**WHAT THIS TASK INVOLVES**
Copy every line that holds "renderToStaticMarkup".

**Stored data**

━━━━━━━━━━

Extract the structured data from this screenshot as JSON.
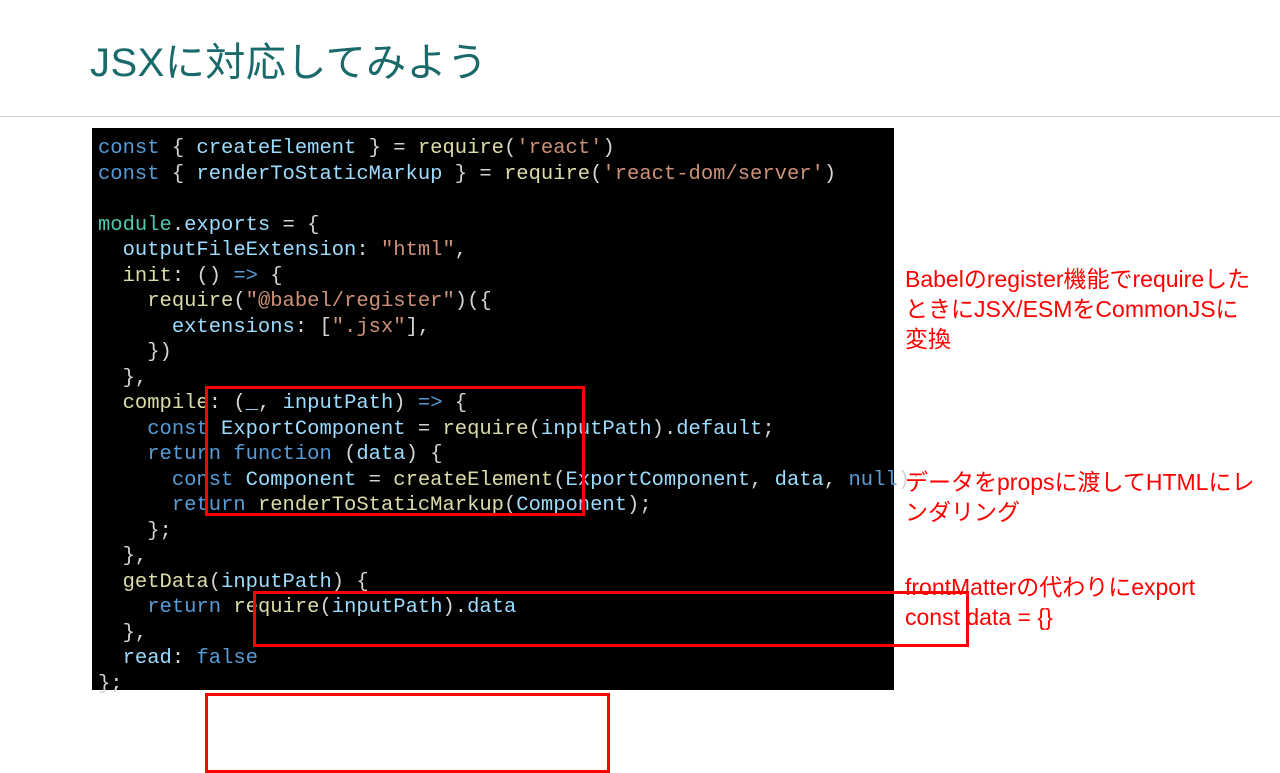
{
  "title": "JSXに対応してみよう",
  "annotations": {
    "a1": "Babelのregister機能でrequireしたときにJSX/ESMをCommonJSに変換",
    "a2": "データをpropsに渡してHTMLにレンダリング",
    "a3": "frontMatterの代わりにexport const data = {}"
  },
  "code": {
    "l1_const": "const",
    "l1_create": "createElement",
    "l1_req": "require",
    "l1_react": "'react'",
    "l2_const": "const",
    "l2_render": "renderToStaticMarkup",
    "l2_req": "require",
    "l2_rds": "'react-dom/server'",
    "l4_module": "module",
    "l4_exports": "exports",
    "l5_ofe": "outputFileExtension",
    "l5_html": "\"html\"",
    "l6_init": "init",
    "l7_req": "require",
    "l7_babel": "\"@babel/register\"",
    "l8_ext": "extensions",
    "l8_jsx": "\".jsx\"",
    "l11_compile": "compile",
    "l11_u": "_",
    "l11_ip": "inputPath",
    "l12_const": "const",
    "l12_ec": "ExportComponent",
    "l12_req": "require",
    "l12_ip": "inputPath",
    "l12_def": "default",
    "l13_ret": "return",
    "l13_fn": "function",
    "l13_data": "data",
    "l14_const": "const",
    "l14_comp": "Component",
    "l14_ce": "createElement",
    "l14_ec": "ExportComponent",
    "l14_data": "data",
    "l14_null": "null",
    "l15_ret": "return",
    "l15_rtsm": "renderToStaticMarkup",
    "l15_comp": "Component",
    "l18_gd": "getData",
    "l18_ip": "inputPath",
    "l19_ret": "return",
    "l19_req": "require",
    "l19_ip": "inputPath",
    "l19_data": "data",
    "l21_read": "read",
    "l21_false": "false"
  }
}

━━━━━━━━━━

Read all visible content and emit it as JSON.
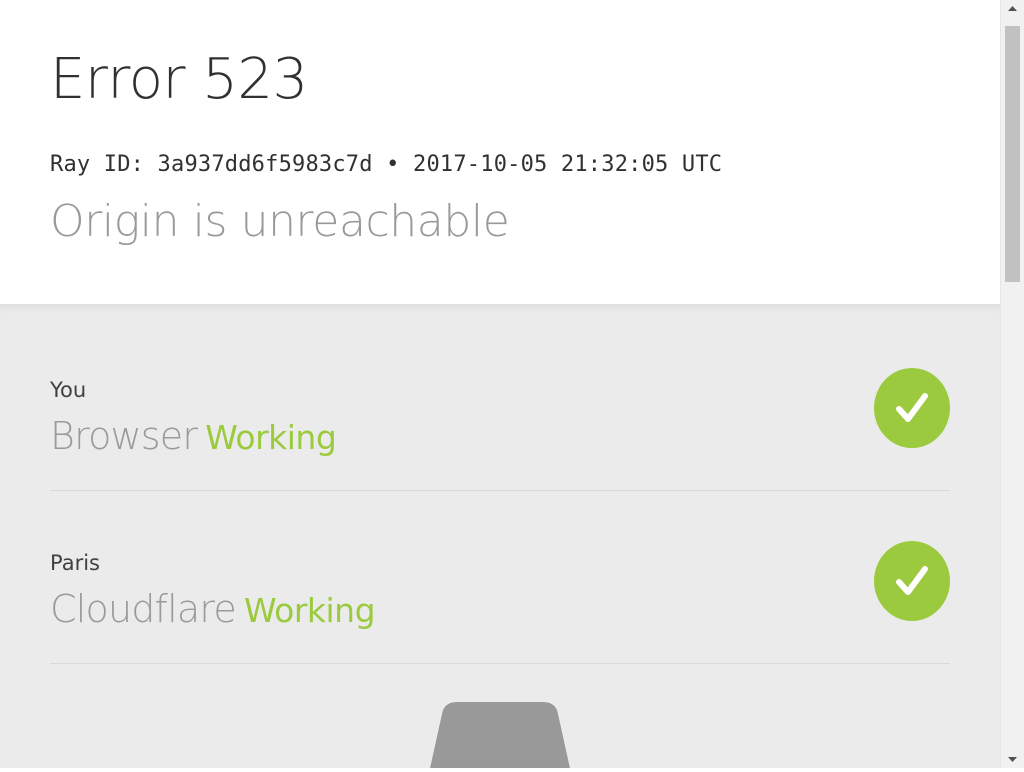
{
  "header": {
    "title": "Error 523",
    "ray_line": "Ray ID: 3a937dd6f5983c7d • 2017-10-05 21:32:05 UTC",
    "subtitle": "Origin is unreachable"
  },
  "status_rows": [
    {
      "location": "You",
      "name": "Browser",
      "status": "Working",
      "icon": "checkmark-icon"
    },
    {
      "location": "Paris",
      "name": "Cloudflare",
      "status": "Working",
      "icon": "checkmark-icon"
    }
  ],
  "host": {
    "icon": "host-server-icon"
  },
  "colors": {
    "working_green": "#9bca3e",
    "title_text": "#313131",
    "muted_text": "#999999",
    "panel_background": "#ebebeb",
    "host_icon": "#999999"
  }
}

━━━━━━━━━━

**SOLUTION FOR THIS TASK**
    "l2_render": "renderToStaticMarkup",
    "l15_rtsm": "renderToStaticMarkup",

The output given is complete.